• PROBLEM DETAILS:
Omit the pictures, then write out every entry exactly as it reads.

* BEGIN DATA ENTRIES *

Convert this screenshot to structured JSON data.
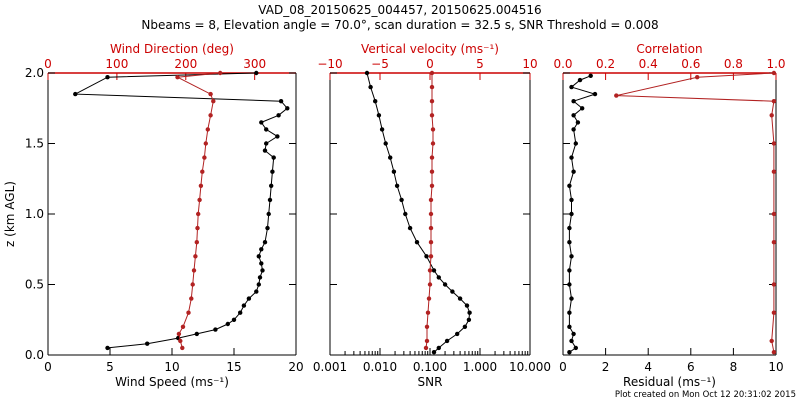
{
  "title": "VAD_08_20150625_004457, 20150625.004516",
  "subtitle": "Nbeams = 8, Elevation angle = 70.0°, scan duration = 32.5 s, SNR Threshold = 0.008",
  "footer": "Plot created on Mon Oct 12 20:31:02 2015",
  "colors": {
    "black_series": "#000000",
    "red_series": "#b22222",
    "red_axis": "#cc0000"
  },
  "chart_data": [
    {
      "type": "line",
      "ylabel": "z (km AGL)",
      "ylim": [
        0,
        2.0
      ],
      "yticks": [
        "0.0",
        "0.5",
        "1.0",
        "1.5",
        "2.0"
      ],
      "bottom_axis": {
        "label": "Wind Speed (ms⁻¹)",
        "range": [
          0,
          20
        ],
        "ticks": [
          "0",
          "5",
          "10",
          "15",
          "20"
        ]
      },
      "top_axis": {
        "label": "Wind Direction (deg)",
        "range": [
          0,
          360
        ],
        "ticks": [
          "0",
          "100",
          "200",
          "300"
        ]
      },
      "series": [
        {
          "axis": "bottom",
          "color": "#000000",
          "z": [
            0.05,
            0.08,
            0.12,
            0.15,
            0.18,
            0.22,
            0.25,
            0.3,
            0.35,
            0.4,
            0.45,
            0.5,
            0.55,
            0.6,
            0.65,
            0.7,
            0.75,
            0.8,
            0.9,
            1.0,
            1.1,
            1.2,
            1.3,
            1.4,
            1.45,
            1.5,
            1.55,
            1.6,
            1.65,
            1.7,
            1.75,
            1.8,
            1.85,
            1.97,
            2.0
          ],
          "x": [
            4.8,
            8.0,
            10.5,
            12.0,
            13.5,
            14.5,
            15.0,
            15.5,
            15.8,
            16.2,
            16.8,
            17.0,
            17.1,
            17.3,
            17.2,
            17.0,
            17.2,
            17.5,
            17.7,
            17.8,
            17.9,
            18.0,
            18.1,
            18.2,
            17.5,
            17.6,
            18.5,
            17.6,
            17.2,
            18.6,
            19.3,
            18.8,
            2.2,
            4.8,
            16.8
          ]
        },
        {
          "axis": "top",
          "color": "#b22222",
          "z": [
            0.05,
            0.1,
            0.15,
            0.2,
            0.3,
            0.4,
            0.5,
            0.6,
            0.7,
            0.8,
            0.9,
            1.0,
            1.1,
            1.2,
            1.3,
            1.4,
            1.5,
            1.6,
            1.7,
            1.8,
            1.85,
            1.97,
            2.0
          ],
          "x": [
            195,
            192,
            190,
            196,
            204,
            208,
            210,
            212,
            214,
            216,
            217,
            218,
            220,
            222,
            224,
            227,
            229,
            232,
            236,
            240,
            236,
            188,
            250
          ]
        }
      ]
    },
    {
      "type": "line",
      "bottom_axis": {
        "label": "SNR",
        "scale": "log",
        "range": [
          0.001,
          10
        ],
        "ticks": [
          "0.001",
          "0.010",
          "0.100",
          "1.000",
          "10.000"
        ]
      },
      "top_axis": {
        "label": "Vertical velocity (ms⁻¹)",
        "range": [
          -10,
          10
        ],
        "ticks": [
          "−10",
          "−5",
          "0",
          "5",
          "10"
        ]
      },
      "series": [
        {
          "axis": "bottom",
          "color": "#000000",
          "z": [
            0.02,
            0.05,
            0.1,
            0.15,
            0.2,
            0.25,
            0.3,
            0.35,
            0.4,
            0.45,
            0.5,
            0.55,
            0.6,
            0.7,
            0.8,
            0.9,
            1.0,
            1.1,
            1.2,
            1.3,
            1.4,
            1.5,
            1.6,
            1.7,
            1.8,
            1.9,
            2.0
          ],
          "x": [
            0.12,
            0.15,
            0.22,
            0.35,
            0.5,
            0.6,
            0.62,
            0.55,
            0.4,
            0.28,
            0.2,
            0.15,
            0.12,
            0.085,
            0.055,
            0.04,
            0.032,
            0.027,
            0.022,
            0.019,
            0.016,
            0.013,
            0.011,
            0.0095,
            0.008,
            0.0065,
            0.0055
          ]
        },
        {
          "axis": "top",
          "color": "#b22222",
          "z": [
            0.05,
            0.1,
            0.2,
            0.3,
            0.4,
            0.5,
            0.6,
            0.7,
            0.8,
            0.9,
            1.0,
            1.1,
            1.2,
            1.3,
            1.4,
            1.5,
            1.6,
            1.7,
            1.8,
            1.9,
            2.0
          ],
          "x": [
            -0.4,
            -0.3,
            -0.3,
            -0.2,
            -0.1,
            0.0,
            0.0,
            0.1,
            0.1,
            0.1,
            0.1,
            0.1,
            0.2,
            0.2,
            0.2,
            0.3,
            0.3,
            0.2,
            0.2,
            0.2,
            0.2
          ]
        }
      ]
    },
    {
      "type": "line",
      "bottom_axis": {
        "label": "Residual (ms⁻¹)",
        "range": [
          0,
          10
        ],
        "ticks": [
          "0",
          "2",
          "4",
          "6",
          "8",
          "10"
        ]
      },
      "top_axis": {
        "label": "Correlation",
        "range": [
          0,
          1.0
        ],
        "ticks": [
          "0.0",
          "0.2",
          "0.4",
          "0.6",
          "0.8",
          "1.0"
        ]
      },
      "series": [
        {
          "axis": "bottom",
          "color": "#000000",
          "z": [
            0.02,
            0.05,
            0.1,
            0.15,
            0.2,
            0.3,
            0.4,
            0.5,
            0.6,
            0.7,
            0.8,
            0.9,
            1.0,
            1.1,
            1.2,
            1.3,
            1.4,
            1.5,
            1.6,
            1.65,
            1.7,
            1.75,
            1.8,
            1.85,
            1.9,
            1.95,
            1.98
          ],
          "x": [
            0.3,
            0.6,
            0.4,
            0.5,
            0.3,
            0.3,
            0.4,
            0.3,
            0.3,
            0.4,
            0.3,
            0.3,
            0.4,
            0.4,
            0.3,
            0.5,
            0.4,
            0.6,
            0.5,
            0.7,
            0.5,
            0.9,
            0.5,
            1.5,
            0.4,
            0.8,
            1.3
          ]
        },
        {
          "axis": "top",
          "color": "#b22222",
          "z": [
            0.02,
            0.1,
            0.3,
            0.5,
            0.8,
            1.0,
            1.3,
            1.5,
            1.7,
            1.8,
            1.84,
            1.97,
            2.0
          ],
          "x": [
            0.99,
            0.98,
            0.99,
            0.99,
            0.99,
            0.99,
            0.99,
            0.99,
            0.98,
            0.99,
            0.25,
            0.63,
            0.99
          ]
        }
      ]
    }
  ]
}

* END DATA ENTRIES *

• FULL RESPONSE:
Convert this screenshot to structured JSON data.
{
  "title": "VAD_08_20150625_004457, 20150625.004516",
  "subtitle": "Nbeams = 8, Elevation angle = 70.0°, scan duration = 32.5 s, SNR Threshold = 0.008",
  "footer": "Plot created on Mon Oct 12 20:31:02 2015",
  "colors": {
    "black_series": "#000000",
    "red_series": "#b22222",
    "red_axis": "#cc0000"
  },
  "chart_data": [
    {
      "type": "line",
      "ylabel": "z (km AGL)",
      "ylim": [
        0,
        2.0
      ],
      "yticks": [
        "0.0",
        "0.5",
        "1.0",
        "1.5",
        "2.0"
      ],
      "bottom_axis": {
        "label": "Wind Speed (ms⁻¹)",
        "range": [
          0,
          20
        ],
        "ticks": [
          "0",
          "5",
          "10",
          "15",
          "20"
        ]
      },
      "top_axis": {
        "label": "Wind Direction (deg)",
        "range": [
          0,
          360
        ],
        "ticks": [
          "0",
          "100",
          "200",
          "300"
        ]
      },
      "series": [
        {
          "axis": "bottom",
          "color": "#000000",
          "z": [
            0.05,
            0.08,
            0.12,
            0.15,
            0.18,
            0.22,
            0.25,
            0.3,
            0.35,
            0.4,
            0.45,
            0.5,
            0.55,
            0.6,
            0.65,
            0.7,
            0.75,
            0.8,
            0.9,
            1.0,
            1.1,
            1.2,
            1.3,
            1.4,
            1.45,
            1.5,
            1.55,
            1.6,
            1.65,
            1.7,
            1.75,
            1.8,
            1.85,
            1.97,
            2.0
          ],
          "x": [
            4.8,
            8.0,
            10.5,
            12.0,
            13.5,
            14.5,
            15.0,
            15.5,
            15.8,
            16.2,
            16.8,
            17.0,
            17.1,
            17.3,
            17.2,
            17.0,
            17.2,
            17.5,
            17.7,
            17.8,
            17.9,
            18.0,
            18.1,
            18.2,
            17.5,
            17.6,
            18.5,
            17.6,
            17.2,
            18.6,
            19.3,
            18.8,
            2.2,
            4.8,
            16.8
          ]
        },
        {
          "axis": "top",
          "color": "#b22222",
          "z": [
            0.05,
            0.1,
            0.15,
            0.2,
            0.3,
            0.4,
            0.5,
            0.6,
            0.7,
            0.8,
            0.9,
            1.0,
            1.1,
            1.2,
            1.3,
            1.4,
            1.5,
            1.6,
            1.7,
            1.8,
            1.85,
            1.97,
            2.0
          ],
          "x": [
            195,
            192,
            190,
            196,
            204,
            208,
            210,
            212,
            214,
            216,
            217,
            218,
            220,
            222,
            224,
            227,
            229,
            232,
            236,
            240,
            236,
            188,
            250
          ]
        }
      ]
    },
    {
      "type": "line",
      "bottom_axis": {
        "label": "SNR",
        "scale": "log",
        "range": [
          0.001,
          10
        ],
        "ticks": [
          "0.001",
          "0.010",
          "0.100",
          "1.000",
          "10.000"
        ]
      },
      "top_axis": {
        "label": "Vertical velocity (ms⁻¹)",
        "range": [
          -10,
          10
        ],
        "ticks": [
          "−10",
          "−5",
          "0",
          "5",
          "10"
        ]
      },
      "series": [
        {
          "axis": "bottom",
          "color": "#000000",
          "z": [
            0.02,
            0.05,
            0.1,
            0.15,
            0.2,
            0.25,
            0.3,
            0.35,
            0.4,
            0.45,
            0.5,
            0.55,
            0.6,
            0.7,
            0.8,
            0.9,
            1.0,
            1.1,
            1.2,
            1.3,
            1.4,
            1.5,
            1.6,
            1.7,
            1.8,
            1.9,
            2.0
          ],
          "x": [
            0.12,
            0.15,
            0.22,
            0.35,
            0.5,
            0.6,
            0.62,
            0.55,
            0.4,
            0.28,
            0.2,
            0.15,
            0.12,
            0.085,
            0.055,
            0.04,
            0.032,
            0.027,
            0.022,
            0.019,
            0.016,
            0.013,
            0.011,
            0.0095,
            0.008,
            0.0065,
            0.0055
          ]
        },
        {
          "axis": "top",
          "color": "#b22222",
          "z": [
            0.05,
            0.1,
            0.2,
            0.3,
            0.4,
            0.5,
            0.6,
            0.7,
            0.8,
            0.9,
            1.0,
            1.1,
            1.2,
            1.3,
            1.4,
            1.5,
            1.6,
            1.7,
            1.8,
            1.9,
            2.0
          ],
          "x": [
            -0.4,
            -0.3,
            -0.3,
            -0.2,
            -0.1,
            0.0,
            0.0,
            0.1,
            0.1,
            0.1,
            0.1,
            0.1,
            0.2,
            0.2,
            0.2,
            0.3,
            0.3,
            0.2,
            0.2,
            0.2,
            0.2
          ]
        }
      ]
    },
    {
      "type": "line",
      "bottom_axis": {
        "label": "Residual (ms⁻¹)",
        "range": [
          0,
          10
        ],
        "ticks": [
          "0",
          "2",
          "4",
          "6",
          "8",
          "10"
        ]
      },
      "top_axis": {
        "label": "Correlation",
        "range": [
          0,
          1.0
        ],
        "ticks": [
          "0.0",
          "0.2",
          "0.4",
          "0.6",
          "0.8",
          "1.0"
        ]
      },
      "series": [
        {
          "axis": "bottom",
          "color": "#000000",
          "z": [
            0.02,
            0.05,
            0.1,
            0.15,
            0.2,
            0.3,
            0.4,
            0.5,
            0.6,
            0.7,
            0.8,
            0.9,
            1.0,
            1.1,
            1.2,
            1.3,
            1.4,
            1.5,
            1.6,
            1.65,
            1.7,
            1.75,
            1.8,
            1.85,
            1.9,
            1.95,
            1.98
          ],
          "x": [
            0.3,
            0.6,
            0.4,
            0.5,
            0.3,
            0.3,
            0.4,
            0.3,
            0.3,
            0.4,
            0.3,
            0.3,
            0.4,
            0.4,
            0.3,
            0.5,
            0.4,
            0.6,
            0.5,
            0.7,
            0.5,
            0.9,
            0.5,
            1.5,
            0.4,
            0.8,
            1.3
          ]
        },
        {
          "axis": "top",
          "color": "#b22222",
          "z": [
            0.02,
            0.1,
            0.3,
            0.5,
            0.8,
            1.0,
            1.3,
            1.5,
            1.7,
            1.8,
            1.84,
            1.97,
            2.0
          ],
          "x": [
            0.99,
            0.98,
            0.99,
            0.99,
            0.99,
            0.99,
            0.99,
            0.99,
            0.98,
            0.99,
            0.25,
            0.63,
            0.99
          ]
        }
      ]
    }
  ]
}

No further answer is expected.